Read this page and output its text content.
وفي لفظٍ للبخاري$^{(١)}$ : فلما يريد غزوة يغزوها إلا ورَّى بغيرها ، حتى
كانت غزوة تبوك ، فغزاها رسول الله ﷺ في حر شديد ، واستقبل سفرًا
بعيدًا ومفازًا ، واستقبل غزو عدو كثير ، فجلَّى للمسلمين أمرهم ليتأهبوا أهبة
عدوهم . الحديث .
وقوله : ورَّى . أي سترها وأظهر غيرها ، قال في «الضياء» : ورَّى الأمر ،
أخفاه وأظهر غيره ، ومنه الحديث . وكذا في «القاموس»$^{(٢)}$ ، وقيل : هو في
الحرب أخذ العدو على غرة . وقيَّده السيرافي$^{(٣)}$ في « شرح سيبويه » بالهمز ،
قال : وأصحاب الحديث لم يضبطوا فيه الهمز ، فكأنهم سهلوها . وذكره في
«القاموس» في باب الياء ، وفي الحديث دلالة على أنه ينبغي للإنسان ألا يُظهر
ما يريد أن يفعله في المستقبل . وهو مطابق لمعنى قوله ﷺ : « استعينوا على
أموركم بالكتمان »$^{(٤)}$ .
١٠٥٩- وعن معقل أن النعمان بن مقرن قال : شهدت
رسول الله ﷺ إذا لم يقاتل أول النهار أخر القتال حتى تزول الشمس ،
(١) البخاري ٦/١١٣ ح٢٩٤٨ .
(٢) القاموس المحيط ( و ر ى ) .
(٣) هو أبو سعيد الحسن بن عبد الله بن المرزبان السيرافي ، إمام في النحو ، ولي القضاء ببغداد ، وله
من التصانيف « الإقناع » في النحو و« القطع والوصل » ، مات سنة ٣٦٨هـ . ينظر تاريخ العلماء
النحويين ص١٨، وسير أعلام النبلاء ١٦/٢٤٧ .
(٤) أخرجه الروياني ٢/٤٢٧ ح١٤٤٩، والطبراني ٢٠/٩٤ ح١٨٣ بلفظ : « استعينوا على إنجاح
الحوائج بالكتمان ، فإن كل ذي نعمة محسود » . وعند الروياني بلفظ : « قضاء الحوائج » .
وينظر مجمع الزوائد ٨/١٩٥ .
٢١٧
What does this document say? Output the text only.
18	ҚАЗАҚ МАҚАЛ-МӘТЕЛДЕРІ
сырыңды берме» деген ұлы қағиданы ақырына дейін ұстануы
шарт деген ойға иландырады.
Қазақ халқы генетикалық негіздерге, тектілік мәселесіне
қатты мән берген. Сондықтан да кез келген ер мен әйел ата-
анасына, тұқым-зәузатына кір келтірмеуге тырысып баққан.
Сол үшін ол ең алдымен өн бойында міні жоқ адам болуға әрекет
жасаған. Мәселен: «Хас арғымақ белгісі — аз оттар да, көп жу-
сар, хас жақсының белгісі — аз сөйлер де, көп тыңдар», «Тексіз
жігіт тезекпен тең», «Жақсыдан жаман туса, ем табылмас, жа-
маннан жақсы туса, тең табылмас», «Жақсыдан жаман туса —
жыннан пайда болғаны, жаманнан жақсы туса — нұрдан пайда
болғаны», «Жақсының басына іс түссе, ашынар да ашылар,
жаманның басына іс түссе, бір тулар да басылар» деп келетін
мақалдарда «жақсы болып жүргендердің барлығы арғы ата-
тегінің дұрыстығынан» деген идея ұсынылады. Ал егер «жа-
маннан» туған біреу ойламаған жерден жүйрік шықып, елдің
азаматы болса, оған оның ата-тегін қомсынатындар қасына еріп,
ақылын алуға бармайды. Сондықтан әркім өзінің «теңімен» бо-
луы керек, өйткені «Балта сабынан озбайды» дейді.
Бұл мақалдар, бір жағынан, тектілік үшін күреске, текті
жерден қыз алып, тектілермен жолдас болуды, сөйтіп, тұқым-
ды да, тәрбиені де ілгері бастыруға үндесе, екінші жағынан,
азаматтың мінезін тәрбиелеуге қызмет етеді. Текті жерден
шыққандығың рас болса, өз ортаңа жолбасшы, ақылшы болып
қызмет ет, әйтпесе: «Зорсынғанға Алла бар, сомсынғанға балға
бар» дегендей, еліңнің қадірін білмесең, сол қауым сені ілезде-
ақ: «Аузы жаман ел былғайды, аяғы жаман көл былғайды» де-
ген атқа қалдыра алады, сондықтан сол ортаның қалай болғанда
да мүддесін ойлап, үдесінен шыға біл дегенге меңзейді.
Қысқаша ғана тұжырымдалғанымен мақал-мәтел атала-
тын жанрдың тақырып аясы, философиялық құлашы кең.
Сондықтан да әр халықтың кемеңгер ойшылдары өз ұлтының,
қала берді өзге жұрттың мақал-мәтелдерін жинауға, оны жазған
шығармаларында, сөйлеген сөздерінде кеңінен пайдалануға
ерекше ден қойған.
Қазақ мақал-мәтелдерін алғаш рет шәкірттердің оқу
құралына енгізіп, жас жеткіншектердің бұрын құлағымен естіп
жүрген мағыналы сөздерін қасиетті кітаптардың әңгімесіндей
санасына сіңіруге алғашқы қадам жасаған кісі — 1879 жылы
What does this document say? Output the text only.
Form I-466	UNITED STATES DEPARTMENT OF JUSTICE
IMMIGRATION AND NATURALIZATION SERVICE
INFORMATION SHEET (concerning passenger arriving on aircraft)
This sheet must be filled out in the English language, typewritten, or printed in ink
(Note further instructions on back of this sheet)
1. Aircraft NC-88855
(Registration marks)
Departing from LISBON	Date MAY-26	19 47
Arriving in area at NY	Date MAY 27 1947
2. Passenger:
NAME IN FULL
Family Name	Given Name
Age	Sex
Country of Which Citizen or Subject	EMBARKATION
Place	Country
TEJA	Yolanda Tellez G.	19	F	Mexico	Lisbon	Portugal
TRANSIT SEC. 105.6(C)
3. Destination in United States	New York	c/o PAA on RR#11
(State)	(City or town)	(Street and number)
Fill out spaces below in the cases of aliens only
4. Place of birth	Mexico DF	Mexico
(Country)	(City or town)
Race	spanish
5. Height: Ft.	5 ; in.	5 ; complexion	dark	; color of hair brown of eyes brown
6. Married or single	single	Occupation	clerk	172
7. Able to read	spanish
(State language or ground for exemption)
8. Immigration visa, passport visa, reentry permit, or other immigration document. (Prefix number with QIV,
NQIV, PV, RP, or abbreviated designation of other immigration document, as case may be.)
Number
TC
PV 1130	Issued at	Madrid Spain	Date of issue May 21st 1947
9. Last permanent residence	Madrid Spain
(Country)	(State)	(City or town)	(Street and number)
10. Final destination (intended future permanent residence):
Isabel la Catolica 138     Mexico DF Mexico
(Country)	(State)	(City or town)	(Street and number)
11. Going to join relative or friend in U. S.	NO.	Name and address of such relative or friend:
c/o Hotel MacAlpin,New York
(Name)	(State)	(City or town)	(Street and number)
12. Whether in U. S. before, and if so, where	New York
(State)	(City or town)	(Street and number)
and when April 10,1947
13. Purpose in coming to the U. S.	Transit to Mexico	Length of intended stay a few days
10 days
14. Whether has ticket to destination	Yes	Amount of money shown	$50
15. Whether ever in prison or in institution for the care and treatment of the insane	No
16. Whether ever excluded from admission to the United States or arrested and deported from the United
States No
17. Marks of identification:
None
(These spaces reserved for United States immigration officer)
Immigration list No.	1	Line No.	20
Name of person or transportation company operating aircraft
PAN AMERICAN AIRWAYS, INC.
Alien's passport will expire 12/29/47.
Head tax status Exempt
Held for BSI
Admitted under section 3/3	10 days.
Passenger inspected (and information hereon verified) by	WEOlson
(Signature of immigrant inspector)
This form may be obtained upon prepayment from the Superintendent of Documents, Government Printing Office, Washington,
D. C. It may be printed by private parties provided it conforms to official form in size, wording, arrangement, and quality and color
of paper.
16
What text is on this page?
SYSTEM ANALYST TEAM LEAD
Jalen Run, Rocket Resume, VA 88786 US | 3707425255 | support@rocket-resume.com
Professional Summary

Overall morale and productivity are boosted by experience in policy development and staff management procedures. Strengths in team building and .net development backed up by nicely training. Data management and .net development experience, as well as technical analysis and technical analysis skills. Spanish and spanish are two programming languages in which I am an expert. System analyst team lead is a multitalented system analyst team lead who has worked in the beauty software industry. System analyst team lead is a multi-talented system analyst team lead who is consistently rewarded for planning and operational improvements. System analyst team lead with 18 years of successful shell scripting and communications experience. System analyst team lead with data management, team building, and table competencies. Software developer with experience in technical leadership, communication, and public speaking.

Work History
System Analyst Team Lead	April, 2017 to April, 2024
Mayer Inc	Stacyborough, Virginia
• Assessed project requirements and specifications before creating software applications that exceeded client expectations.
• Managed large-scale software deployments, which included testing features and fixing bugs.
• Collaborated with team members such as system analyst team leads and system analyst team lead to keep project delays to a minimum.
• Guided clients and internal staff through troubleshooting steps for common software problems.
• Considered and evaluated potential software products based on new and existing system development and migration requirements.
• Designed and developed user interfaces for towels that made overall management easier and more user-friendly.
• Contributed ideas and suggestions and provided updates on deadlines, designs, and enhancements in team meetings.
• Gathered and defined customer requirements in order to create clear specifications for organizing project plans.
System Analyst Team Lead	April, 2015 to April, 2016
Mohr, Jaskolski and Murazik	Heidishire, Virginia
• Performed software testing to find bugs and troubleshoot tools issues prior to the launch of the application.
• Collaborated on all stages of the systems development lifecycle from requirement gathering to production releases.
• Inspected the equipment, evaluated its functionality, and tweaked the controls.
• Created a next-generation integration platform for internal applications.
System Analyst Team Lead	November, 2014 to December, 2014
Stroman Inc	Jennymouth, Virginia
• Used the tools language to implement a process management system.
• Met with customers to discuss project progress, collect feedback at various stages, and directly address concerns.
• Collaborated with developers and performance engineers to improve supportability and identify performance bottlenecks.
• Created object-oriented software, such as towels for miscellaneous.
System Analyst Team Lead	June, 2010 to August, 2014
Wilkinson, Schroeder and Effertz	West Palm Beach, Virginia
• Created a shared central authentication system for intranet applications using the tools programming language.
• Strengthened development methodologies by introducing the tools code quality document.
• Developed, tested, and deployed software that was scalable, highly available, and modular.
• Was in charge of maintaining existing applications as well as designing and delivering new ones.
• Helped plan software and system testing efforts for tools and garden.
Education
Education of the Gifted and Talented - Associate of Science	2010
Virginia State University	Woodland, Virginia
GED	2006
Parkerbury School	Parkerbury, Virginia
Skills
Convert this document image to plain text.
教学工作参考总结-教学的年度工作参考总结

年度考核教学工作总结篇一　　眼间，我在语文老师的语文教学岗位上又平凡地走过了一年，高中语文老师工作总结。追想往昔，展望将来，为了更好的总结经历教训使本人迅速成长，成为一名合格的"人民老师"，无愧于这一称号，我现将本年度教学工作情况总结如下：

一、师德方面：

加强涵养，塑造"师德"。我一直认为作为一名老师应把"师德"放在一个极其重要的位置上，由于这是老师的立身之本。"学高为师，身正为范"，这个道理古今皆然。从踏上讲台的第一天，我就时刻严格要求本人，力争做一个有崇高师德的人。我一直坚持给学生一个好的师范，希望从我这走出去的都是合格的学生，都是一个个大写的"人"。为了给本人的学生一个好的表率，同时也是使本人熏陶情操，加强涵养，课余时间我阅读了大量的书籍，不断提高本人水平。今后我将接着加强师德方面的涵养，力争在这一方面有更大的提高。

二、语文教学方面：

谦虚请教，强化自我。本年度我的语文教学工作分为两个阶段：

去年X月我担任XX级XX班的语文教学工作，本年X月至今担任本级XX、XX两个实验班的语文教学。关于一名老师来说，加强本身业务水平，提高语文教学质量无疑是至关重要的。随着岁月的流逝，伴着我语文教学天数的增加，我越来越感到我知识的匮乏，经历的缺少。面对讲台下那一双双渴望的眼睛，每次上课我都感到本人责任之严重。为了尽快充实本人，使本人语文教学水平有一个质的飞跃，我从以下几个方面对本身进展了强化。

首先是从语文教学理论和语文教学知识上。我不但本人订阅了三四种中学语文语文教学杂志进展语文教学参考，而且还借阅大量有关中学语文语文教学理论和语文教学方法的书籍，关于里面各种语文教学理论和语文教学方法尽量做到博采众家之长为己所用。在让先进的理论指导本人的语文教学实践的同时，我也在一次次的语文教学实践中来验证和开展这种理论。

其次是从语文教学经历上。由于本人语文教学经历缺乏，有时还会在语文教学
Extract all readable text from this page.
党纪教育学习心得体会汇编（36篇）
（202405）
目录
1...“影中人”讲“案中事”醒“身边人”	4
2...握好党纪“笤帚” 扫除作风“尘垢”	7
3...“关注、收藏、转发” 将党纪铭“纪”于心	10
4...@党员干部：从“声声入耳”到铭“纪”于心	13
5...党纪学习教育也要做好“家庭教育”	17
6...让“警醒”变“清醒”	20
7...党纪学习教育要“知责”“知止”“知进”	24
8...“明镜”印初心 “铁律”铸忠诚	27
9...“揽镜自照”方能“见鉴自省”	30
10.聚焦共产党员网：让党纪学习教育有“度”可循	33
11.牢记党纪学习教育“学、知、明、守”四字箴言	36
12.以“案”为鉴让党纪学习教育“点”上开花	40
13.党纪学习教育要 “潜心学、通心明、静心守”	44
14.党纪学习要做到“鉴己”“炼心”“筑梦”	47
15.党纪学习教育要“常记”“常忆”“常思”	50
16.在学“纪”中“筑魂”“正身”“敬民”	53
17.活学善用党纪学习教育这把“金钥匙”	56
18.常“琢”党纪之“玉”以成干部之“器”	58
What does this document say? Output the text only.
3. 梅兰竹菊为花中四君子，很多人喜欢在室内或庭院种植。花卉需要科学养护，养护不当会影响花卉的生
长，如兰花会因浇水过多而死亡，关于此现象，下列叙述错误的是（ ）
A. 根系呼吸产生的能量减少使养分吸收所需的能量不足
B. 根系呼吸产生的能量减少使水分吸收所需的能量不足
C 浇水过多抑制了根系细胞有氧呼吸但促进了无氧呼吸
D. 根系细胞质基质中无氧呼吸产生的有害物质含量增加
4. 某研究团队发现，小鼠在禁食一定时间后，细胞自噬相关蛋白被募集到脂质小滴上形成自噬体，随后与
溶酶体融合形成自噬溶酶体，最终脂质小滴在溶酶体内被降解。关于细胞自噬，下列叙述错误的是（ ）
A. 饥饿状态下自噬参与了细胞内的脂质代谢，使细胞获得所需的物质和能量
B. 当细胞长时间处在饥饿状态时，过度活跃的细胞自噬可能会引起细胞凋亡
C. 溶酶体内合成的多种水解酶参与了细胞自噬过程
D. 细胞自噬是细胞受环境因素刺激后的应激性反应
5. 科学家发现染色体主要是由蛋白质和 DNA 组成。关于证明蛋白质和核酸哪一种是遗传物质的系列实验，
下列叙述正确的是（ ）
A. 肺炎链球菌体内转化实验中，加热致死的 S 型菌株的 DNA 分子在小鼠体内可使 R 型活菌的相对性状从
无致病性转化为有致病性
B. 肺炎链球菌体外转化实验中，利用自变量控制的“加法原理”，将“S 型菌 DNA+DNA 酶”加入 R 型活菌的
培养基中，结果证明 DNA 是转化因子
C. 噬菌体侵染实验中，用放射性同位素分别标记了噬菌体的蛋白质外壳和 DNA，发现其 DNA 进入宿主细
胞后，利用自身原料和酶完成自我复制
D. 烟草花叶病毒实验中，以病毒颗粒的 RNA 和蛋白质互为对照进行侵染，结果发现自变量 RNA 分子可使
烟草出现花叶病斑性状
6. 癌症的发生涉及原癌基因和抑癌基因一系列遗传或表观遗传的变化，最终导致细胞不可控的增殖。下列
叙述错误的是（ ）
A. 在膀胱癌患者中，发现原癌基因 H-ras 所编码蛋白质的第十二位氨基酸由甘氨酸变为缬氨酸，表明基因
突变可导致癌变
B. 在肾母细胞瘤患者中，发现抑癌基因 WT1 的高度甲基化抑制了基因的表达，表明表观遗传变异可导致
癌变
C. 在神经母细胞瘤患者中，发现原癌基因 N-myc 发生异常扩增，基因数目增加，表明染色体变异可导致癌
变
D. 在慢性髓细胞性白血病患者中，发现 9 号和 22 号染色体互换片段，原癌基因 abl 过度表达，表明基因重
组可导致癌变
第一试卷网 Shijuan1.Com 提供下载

—————

▸ **DIRECTIONS**
Note each line of the entries that has "وأظهر" in it, and copy those lines.

▸ **SOLUTION FOR THIS EXERCISE**
وقوله : ورَّى . أي سترها وأظهر غيرها ، قال في «الضياء» : ورَّى الأمر ،
أخفاه وأظهر غيره ، ومنه الحديث . وكذا في «القاموس»$^{(٢)}$ ، وقيل : هو في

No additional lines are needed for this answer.